■ What to produce: Say how many lines contain "ожидания"; the answer is the number alone.

[Extracted records]
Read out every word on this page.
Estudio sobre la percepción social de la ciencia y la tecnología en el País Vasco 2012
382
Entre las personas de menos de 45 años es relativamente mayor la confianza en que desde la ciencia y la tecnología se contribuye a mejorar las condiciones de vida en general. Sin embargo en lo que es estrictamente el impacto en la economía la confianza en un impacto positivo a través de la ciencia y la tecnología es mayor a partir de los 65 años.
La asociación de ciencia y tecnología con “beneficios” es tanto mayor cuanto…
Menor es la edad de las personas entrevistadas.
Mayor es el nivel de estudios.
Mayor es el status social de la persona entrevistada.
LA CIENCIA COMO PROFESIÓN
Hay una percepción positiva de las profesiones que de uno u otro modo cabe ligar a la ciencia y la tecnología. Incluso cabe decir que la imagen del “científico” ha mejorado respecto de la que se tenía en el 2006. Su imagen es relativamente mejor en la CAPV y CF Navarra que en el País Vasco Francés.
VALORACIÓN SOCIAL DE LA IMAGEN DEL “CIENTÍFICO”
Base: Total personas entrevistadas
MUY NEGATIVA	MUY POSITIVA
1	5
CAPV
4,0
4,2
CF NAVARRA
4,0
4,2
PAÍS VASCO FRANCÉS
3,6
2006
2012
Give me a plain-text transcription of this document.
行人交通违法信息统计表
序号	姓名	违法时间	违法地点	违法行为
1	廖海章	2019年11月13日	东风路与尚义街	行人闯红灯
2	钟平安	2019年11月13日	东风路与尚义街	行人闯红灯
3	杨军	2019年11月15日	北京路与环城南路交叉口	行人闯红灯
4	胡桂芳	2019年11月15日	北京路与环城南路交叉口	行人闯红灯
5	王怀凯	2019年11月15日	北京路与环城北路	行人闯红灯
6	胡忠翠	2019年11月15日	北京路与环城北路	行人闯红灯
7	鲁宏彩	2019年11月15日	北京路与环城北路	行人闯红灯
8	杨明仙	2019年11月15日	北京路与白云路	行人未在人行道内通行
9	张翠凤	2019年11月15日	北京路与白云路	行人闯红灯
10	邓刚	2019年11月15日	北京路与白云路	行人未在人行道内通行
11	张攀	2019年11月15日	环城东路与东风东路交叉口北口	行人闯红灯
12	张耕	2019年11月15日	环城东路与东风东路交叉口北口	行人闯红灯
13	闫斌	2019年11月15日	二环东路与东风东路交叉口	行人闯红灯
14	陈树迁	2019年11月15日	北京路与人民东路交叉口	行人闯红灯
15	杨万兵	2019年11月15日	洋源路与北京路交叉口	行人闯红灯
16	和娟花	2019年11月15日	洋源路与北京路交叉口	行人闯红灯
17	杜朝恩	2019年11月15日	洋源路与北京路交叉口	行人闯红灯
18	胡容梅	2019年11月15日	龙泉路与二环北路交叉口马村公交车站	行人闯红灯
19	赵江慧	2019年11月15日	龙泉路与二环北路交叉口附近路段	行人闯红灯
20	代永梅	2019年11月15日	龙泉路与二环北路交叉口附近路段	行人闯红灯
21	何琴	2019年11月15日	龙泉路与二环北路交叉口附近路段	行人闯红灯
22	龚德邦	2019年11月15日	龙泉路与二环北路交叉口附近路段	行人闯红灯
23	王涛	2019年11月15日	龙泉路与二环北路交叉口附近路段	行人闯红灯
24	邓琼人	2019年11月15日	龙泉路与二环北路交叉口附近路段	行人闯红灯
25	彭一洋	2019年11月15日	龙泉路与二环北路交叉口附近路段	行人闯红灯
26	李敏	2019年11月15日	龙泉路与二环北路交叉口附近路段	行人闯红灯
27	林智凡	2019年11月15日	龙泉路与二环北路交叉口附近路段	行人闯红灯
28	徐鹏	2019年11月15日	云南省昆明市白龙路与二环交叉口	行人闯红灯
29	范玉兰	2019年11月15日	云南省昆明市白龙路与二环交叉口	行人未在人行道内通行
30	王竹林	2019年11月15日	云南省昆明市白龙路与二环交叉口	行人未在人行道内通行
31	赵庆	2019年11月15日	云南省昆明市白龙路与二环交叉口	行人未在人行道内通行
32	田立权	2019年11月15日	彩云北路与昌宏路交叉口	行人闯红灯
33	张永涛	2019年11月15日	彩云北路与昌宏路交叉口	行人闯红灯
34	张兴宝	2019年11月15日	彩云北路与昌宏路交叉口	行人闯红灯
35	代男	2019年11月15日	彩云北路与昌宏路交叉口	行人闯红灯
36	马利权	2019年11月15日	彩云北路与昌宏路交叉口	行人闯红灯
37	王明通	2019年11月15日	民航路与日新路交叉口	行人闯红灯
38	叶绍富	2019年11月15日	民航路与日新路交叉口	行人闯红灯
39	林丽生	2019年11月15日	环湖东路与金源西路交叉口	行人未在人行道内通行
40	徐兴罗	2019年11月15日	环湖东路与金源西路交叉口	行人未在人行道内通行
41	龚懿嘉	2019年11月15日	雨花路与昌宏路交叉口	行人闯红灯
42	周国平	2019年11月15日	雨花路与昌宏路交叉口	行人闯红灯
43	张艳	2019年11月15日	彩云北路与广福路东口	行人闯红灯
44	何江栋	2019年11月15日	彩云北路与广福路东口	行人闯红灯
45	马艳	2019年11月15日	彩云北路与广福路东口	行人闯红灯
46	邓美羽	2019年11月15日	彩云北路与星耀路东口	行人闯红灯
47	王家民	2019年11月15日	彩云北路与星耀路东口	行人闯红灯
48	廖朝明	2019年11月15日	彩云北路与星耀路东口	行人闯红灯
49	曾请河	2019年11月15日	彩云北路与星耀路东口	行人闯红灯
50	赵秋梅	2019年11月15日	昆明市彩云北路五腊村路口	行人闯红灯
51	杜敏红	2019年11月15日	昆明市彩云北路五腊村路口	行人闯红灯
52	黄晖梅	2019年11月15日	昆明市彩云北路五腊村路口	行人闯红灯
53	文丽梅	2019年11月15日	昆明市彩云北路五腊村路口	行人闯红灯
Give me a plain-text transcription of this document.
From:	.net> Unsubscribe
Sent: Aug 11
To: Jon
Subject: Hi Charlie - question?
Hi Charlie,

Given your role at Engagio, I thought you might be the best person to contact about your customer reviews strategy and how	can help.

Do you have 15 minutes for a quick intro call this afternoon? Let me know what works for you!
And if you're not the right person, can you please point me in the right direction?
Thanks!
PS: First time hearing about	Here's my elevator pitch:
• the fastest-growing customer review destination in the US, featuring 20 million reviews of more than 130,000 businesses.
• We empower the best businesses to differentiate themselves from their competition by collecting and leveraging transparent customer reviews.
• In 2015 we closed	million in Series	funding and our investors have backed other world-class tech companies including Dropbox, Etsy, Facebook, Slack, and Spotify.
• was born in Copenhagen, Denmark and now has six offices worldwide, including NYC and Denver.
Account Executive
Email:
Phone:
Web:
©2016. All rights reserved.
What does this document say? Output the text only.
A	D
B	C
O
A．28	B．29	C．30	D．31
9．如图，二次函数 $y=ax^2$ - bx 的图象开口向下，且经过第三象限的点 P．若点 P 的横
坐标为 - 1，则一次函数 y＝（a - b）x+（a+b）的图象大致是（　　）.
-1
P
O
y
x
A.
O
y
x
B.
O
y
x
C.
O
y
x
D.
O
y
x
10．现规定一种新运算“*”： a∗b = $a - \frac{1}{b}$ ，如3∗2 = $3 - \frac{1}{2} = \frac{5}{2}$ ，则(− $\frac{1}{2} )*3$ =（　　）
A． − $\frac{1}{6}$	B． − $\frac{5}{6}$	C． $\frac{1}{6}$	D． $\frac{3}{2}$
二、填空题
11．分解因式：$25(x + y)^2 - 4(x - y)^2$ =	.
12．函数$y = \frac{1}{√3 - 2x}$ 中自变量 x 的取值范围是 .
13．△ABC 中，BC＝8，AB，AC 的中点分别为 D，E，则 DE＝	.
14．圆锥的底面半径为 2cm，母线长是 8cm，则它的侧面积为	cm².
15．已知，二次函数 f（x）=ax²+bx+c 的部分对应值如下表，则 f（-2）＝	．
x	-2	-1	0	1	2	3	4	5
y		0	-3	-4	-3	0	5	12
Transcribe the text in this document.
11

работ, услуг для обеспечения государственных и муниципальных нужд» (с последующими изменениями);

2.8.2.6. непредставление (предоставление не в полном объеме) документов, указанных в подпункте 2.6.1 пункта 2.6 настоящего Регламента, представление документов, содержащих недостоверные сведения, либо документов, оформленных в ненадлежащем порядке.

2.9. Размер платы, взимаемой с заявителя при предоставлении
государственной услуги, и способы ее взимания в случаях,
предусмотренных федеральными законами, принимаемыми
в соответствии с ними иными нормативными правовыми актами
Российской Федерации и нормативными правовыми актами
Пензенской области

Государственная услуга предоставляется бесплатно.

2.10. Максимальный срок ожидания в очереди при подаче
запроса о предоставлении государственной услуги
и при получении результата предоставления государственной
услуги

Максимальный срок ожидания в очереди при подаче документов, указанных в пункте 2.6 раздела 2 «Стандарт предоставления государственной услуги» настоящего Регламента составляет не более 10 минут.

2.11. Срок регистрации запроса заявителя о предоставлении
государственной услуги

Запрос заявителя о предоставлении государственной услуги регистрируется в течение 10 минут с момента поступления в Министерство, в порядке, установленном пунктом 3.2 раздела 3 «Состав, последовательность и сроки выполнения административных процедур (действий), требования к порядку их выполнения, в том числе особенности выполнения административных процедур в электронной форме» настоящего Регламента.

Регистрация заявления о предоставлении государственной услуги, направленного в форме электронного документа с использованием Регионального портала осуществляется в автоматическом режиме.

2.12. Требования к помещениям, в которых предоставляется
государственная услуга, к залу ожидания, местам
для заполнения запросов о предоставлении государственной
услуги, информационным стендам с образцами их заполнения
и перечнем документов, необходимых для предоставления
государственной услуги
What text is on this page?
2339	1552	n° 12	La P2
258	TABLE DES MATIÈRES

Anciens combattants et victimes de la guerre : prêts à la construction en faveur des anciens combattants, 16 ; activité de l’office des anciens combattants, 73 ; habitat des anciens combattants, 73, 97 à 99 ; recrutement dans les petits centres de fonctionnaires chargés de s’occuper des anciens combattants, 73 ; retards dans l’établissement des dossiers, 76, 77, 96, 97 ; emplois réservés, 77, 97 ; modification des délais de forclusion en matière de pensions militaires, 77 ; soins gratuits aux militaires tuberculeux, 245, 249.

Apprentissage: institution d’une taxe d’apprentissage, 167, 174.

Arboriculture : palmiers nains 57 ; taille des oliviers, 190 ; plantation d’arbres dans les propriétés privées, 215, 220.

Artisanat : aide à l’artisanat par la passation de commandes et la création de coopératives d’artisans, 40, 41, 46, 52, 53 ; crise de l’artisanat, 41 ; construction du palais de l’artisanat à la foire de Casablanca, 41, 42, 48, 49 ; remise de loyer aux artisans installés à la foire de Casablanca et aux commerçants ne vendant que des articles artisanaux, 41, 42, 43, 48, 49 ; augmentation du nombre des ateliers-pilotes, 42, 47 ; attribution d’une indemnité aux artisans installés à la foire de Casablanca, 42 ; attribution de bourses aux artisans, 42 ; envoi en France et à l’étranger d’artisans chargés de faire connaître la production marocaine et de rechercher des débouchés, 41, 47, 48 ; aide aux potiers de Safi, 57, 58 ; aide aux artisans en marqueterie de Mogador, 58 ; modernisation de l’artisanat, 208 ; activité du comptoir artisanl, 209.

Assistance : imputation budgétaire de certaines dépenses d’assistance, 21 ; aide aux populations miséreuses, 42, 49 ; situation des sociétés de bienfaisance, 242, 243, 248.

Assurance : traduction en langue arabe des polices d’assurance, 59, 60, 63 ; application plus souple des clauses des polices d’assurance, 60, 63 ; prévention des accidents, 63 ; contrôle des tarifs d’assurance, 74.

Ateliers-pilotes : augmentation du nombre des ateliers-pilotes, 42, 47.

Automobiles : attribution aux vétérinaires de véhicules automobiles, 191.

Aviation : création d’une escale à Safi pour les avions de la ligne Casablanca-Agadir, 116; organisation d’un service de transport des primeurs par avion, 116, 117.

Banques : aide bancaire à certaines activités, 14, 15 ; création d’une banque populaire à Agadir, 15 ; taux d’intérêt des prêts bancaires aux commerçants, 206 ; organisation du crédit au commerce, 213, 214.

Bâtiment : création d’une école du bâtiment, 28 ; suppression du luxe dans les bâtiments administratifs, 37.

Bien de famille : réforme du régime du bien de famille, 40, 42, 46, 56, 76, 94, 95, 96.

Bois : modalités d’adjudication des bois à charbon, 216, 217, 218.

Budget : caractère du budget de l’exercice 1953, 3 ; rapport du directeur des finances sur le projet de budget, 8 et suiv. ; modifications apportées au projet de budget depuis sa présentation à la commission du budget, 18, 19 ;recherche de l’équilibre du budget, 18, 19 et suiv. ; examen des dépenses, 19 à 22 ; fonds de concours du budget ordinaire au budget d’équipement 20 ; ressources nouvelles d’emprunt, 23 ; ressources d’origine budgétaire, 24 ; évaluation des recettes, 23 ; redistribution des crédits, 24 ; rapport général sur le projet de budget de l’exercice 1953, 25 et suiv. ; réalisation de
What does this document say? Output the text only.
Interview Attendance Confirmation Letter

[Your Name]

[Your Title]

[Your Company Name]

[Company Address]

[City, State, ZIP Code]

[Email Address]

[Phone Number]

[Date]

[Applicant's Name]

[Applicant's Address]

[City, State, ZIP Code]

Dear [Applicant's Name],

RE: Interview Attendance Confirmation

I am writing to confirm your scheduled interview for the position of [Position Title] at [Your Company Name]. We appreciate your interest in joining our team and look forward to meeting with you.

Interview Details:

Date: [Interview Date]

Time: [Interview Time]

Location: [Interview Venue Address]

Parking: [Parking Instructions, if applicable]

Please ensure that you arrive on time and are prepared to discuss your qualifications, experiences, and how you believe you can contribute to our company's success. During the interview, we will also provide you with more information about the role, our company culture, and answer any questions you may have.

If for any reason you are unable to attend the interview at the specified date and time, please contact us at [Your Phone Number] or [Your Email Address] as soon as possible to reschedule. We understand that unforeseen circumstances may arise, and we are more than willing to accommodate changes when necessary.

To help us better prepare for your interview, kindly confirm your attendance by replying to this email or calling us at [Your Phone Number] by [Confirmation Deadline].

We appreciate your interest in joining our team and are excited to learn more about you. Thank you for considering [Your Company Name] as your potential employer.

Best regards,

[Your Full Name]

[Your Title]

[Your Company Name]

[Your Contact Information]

■ Completed exercise: 3